■ Problem details ■
Could you report every line from the entries that includes the word "name"?

(Dataset excerpts)

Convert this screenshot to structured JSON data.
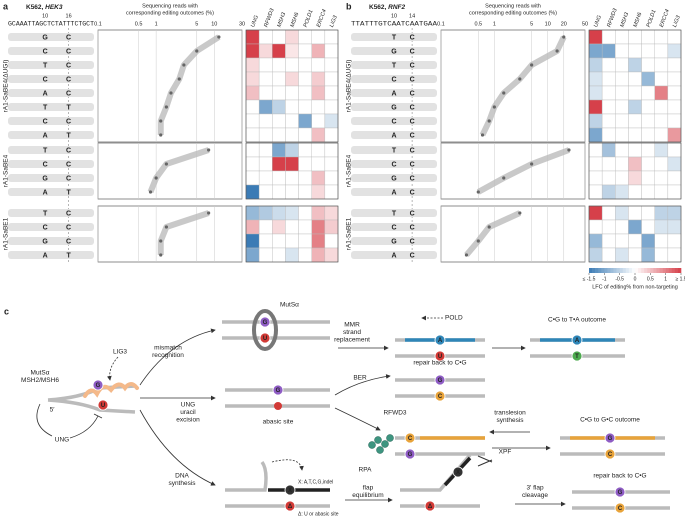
{
  "genes": [
    {
      "name": "UNG",
      "color": "#1f8f8a"
    },
    {
      "name": "RFWD3",
      "color": "#3c9a3c"
    },
    {
      "name": "MSH3",
      "color": "#c8302e"
    },
    {
      "name": "MSH6",
      "color": "#e4613f"
    },
    {
      "name": "POLD1",
      "color": "#e59a22"
    },
    {
      "name": "ERCC4",
      "color": "#8a5cc0"
    },
    {
      "name": "LIG3",
      "color": "#999999"
    }
  ],
  "base_colors": {
    "G": "#e8a33a",
    "T": "#3a7cc0",
    "A": "#8a5cc0",
    "C": "#222222"
  },
  "heat_colors": {
    "low": "#3b7bb5",
    "high": "#d6404a"
  },
  "panel_a": {
    "letter": "a",
    "cell": "K562, ",
    "gene": "HEK3",
    "positions": [
      10,
      16
    ],
    "sequence": "GCAAATTAGCTCTATTTCTGCT",
    "axis_title": [
      "Sequencing reads with",
      "corresponding editing outcomes (%)"
    ],
    "xlim": [
      0.1,
      30
    ],
    "xticks": [
      0.1,
      0.5,
      1,
      5,
      10,
      30
    ],
    "log": true,
    "blocks": [
      {
        "label": "rA1-SaBE4(ΔUGI)",
        "bases": [
          [
            "G",
            "C"
          ],
          [
            "C",
            "C"
          ],
          [
            "T",
            "C"
          ],
          [
            "C",
            "C"
          ],
          [
            "A",
            "C"
          ],
          [
            "T",
            "T"
          ],
          [
            "C",
            "C"
          ],
          [
            "A",
            "T"
          ]
        ],
        "median": [
          12,
          5,
          3,
          2.5,
          1.8,
          1.5,
          1.2,
          1.2
        ],
        "lfc": [
          [
            1.5,
            0,
            0,
            0.3,
            0,
            0,
            0
          ],
          [
            1.5,
            0.3,
            1.5,
            0.2,
            0,
            0.6,
            0
          ],
          [
            0.3,
            0,
            0,
            0,
            0,
            0,
            0
          ],
          [
            0.3,
            0,
            0,
            0.3,
            0,
            0.4,
            0
          ],
          [
            0.5,
            0,
            0,
            0,
            0,
            0.5,
            0
          ],
          [
            0,
            -1,
            -0.5,
            0,
            0,
            0,
            0
          ],
          [
            0,
            0,
            0,
            0,
            -1,
            0,
            -0.3
          ],
          [
            0,
            0,
            0,
            0,
            0,
            0.5,
            0
          ]
        ]
      },
      {
        "label": "rA1-SaBE4",
        "bases": [
          [
            "T",
            "C"
          ],
          [
            "C",
            "C"
          ],
          [
            "G",
            "C"
          ],
          [
            "A",
            "T"
          ]
        ],
        "median": [
          8,
          1.5,
          1,
          0.8
        ],
        "lfc": [
          [
            0,
            0,
            -1,
            -0.5,
            0,
            0,
            0
          ],
          [
            0,
            0,
            1.5,
            1.5,
            0,
            0,
            0
          ],
          [
            0,
            0,
            0,
            0,
            0,
            0.5,
            0
          ],
          [
            -1.5,
            0,
            0,
            0,
            0,
            0.3,
            0
          ]
        ]
      },
      {
        "label": "rA1-SaBE1",
        "bases": [
          [
            "T",
            "C"
          ],
          [
            "C",
            "C"
          ],
          [
            "G",
            "C"
          ],
          [
            "A",
            "T"
          ]
        ],
        "median": [
          8,
          1.5,
          1.2,
          1.2
        ],
        "lfc": [
          [
            -0.8,
            -0.6,
            -0.4,
            -0.3,
            0,
            0.5,
            0.3
          ],
          [
            0.6,
            0,
            0.3,
            0,
            0,
            1,
            0.4
          ],
          [
            -1.5,
            0,
            0,
            0,
            0,
            1,
            0
          ],
          [
            -1,
            0,
            0,
            -0.3,
            0,
            0.6,
            0.3
          ]
        ]
      }
    ]
  },
  "panel_b": {
    "letter": "b",
    "cell": "K562, ",
    "gene": "RNF2",
    "positions": [
      10,
      14
    ],
    "sequence": "TTATTTGTCAATCAATGAA",
    "axis_title": [
      "Sequencing reads with",
      "corresponding editing outcomes (%)"
    ],
    "xlim": [
      0.1,
      50
    ],
    "xticks": [
      0.1,
      0.5,
      1,
      5,
      10,
      20,
      50
    ],
    "log": true,
    "blocks": [
      {
        "label": "rA1-SaBE4(ΔUGI)",
        "bases": [
          [
            "T",
            "C"
          ],
          [
            "G",
            "C"
          ],
          [
            "T",
            "C"
          ],
          [
            "C",
            "C"
          ],
          [
            "A",
            "C"
          ],
          [
            "G",
            "C"
          ],
          [
            "C",
            "C"
          ],
          [
            "A",
            "C"
          ]
        ],
        "median": [
          20,
          15,
          5,
          3,
          1.5,
          1,
          0.8,
          0.6
        ],
        "lfc": [
          [
            1.5,
            0,
            0,
            0,
            0,
            0,
            0
          ],
          [
            -1,
            -1,
            0,
            0,
            0,
            0,
            -0.3
          ],
          [
            -0.5,
            0,
            0,
            -0.5,
            0,
            0,
            0
          ],
          [
            -0.3,
            0,
            0,
            0,
            -0.8,
            0,
            0
          ],
          [
            -0.3,
            0,
            0,
            0,
            0,
            1,
            0
          ],
          [
            1.5,
            0,
            0,
            -0.5,
            0,
            0,
            0
          ],
          [
            -0.5,
            0,
            0,
            0,
            0,
            0,
            0
          ],
          [
            -1,
            0,
            0,
            0,
            0,
            0,
            0.8
          ]
        ]
      },
      {
        "label": "rA1-SaBE4",
        "bases": [
          [
            "T",
            "C"
          ],
          [
            "C",
            "C"
          ],
          [
            "G",
            "C"
          ],
          [
            "A",
            "C"
          ]
        ],
        "median": [
          25,
          5,
          1.5,
          0.5
        ],
        "lfc": [
          [
            0,
            -0.7,
            0,
            0,
            0,
            -0.3,
            0
          ],
          [
            0,
            0,
            0,
            0.5,
            0,
            0,
            -0.3
          ],
          [
            0,
            0,
            0,
            0.3,
            0,
            0,
            0
          ],
          [
            0,
            -0.5,
            -0.3,
            0,
            0,
            0,
            0
          ]
        ]
      },
      {
        "label": "rA1-SaBE1",
        "bases": [
          [
            "T",
            "C"
          ],
          [
            "C",
            "C"
          ],
          [
            "G",
            "C"
          ],
          [
            "A",
            "C"
          ]
        ],
        "median": [
          3,
          0.8,
          0.5,
          0.3
        ],
        "lfc": [
          [
            1.5,
            0,
            -0.3,
            0,
            0,
            -0.5,
            -0.5
          ],
          [
            0,
            0,
            0,
            -1,
            0,
            -0.3,
            -0.3
          ],
          [
            -0.8,
            0,
            0,
            0,
            -1,
            0,
            0
          ],
          [
            -0.5,
            0,
            -0.3,
            0,
            -0.8,
            0,
            0
          ]
        ]
      }
    ]
  },
  "legend": {
    "title": "LFC of editing% from non-targeting",
    "ticks": [
      {
        "value": -1.5,
        "label": "≤ -1.5"
      },
      -1,
      -0.5,
      0,
      0.5,
      1,
      {
        "value": 1.5,
        "label": "≥ 1.5"
      }
    ]
  },
  "panel_c": {
    "letter": "c",
    "circle_letters": [
      "G",
      "U",
      "A",
      "T",
      "C",
      "X",
      "Δ"
    ],
    "mutsa": "MutSα",
    "mutsa_left": [
      "MutSα",
      "MSH2/MSH6"
    ],
    "lig3": "LIG3",
    "five": "5′",
    "ung": "UNG",
    "pold": "POLD",
    "mismatch": [
      "mismatch",
      "recognition"
    ],
    "mmr": [
      "MMR",
      "strand",
      "replacement"
    ],
    "ct_outcome": "C•G to T•A outcome",
    "ung_excision": [
      "UNG",
      "uracil",
      "excision"
    ],
    "abasic": "abasic site",
    "ber": "BER",
    "repair1": "repair back to C•G",
    "rfwd3": "RFWD3",
    "tls": [
      "translesion",
      "synthesis"
    ],
    "cg_outcome": "C•G to G•C outcome",
    "rpa": "RPA",
    "dna_synth": [
      "DNA",
      "synthesis"
    ],
    "x_note": "X: A,T,C,G,indel",
    "d_note": "Δ: U or abasic site",
    "flap": [
      "flap",
      "equilibrium"
    ],
    "xpf": "XPF",
    "cleave": [
      "3′ flap",
      "cleavage"
    ],
    "repair2": "repair back to C•G"
  }
}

■ Task response ■
      "name": "UNG",
      "name": "RFWD3",
      "name": "MSH3",
      "name": "MSH6",
      "name": "POLD1",
      "name": "ERCC4",
      "name": "LIG3",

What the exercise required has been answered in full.